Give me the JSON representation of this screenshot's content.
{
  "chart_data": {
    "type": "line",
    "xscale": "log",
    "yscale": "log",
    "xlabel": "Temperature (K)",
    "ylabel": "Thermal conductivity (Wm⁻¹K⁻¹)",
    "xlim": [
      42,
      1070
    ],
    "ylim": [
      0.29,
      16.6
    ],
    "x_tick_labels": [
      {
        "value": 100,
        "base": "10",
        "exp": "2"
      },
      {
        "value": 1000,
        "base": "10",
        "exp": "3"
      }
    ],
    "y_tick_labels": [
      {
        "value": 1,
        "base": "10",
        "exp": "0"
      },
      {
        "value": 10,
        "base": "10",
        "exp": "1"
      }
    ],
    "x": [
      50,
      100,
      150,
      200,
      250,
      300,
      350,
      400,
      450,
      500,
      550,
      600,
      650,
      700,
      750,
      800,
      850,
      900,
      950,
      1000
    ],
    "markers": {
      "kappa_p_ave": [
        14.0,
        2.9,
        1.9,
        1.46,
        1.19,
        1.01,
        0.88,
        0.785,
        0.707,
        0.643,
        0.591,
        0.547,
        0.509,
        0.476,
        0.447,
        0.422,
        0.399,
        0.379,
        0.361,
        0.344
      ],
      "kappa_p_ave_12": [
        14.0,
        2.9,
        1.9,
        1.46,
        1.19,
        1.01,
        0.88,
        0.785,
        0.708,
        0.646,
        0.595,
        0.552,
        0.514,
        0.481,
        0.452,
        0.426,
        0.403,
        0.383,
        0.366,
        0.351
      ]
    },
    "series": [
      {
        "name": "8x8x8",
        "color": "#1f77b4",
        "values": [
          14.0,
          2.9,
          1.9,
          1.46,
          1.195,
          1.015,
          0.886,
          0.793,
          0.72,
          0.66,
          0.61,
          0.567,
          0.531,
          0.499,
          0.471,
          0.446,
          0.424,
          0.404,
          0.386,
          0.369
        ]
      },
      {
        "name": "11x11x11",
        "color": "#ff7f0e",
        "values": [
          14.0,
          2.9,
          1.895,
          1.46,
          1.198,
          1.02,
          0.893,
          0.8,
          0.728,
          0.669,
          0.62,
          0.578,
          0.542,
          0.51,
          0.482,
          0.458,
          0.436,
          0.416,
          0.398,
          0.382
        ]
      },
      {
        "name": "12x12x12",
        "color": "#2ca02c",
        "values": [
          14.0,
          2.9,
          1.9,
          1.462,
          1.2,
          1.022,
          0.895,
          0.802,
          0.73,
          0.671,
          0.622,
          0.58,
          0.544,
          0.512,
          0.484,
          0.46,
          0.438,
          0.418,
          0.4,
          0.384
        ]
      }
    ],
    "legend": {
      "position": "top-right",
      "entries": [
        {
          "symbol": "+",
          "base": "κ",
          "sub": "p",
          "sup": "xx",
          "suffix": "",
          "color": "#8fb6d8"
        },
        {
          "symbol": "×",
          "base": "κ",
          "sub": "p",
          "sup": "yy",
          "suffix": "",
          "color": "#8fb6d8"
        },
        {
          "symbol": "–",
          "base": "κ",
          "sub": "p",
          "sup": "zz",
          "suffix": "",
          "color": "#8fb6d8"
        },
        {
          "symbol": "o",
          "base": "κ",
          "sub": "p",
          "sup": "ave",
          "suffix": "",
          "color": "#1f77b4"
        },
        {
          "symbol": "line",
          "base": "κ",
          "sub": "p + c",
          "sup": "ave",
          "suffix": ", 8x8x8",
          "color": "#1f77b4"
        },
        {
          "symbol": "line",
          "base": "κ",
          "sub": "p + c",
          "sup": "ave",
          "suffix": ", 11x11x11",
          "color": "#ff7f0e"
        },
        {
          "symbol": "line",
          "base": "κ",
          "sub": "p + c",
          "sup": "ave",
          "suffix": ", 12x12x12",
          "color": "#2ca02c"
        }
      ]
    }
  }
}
----
What is being asked.
Copy all lines from the material that include "symbol".

Expected answer.
          "symbol": "+",
          "symbol": "×",
          "symbol": "–",
          "symbol": "o",
          "symbol": "line",
          "symbol": "line",
          "symbol": "line",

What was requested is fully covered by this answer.